Assignment:
Without skipping anything, print all of the data exactly.

START Data

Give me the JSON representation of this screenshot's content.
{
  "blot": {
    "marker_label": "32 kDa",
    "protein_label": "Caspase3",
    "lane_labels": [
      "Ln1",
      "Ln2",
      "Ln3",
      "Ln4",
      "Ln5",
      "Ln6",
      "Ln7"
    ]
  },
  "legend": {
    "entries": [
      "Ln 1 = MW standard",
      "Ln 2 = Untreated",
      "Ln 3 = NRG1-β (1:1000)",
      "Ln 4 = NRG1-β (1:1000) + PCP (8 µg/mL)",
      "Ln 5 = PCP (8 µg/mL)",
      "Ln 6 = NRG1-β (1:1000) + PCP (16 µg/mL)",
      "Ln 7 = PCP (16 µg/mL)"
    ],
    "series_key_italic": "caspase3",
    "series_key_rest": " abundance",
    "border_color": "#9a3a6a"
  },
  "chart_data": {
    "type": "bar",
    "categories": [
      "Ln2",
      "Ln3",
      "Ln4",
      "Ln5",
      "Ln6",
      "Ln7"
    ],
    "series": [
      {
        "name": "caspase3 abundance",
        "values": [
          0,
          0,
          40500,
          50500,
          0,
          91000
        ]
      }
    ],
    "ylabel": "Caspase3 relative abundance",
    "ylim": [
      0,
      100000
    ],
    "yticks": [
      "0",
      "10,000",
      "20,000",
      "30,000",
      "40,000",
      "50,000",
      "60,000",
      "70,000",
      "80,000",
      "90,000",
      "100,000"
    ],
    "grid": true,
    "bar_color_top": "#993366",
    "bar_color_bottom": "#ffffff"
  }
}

END Data

Result of the exercise:
Give me the JSON representation of this screenshot's content.
{
  "blot": {
    "marker_label": "32 kDa",
    "protein_label": "Caspase3",
    "lane_labels": [
      "Ln1",
      "Ln2",
      "Ln3",
      "Ln4",
      "Ln5",
      "Ln6",
      "Ln7"
    ]
  },
  "legend": {
    "entries": [
      "Ln 1 = MW standard",
      "Ln 2 = Untreated",
      "Ln 3 = NRG1-β (1:1000)",
      "Ln 4 = NRG1-β (1:1000) + PCP (8 µg/mL)",
      "Ln 5 = PCP (8 µg/mL)",
      "Ln 6 = NRG1-β (1:1000) + PCP (16 µg/mL)",
      "Ln 7 = PCP (16 µg/mL)"
    ],
    "series_key_italic": "caspase3",
    "series_key_rest": " abundance",
    "border_color": "#9a3a6a"
  },
  "chart_data": {
    "type": "bar",
    "categories": [
      "Ln2",
      "Ln3",
      "Ln4",
      "Ln5",
      "Ln6",
      "Ln7"
    ],
    "series": [
      {
        "name": "caspase3 abundance",
        "values": [
          0,
          0,
          40500,
          50500,
          0,
          91000
        ]
      }
    ],
    "ylabel": "Caspase3 relative abundance",
    "ylim": [
      0,
      100000
    ],
    "yticks": [
      "0",
      "10,000",
      "20,000",
      "30,000",
      "40,000",
      "50,000",
      "60,000",
      "70,000",
      "80,000",
      "90,000",
      "100,000"
    ],
    "grid": true,
    "bar_color_top": "#993366",
    "bar_color_bottom": "#ffffff"
  }
}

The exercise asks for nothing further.